WHAT IS REQUIRED →
Pull out every line below that holds the word "JSON".

(Records from a data source)
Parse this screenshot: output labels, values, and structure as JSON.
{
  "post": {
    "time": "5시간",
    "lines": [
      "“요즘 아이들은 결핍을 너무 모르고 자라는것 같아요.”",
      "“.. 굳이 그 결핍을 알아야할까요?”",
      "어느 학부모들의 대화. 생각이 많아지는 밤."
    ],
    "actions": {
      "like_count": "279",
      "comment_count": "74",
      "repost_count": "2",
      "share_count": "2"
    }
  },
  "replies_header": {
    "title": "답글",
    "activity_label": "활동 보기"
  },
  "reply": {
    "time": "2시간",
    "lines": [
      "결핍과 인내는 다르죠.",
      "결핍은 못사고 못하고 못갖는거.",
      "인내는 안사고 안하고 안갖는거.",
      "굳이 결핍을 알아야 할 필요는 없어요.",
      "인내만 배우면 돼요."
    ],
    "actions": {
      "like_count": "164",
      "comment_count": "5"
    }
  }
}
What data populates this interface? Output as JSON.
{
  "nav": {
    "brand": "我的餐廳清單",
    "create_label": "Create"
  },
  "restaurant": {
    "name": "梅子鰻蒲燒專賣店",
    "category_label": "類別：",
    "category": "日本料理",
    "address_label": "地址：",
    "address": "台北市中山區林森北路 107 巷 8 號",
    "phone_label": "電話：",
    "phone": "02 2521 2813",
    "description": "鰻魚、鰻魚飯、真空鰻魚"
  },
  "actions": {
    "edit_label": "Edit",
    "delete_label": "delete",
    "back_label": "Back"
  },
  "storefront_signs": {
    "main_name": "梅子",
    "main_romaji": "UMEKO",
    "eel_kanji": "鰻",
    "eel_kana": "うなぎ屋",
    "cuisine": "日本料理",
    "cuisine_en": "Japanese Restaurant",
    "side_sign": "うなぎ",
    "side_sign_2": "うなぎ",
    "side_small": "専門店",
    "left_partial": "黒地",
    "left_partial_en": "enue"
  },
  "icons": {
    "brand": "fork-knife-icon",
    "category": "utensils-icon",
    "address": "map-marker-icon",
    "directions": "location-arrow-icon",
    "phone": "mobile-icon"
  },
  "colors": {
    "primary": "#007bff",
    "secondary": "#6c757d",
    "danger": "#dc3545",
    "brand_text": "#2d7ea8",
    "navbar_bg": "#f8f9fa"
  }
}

PROBLEM SOLUTION →
Parse this screenshot: output labels, values, and structure as JSON.
What data populates this interface? Output as JSON.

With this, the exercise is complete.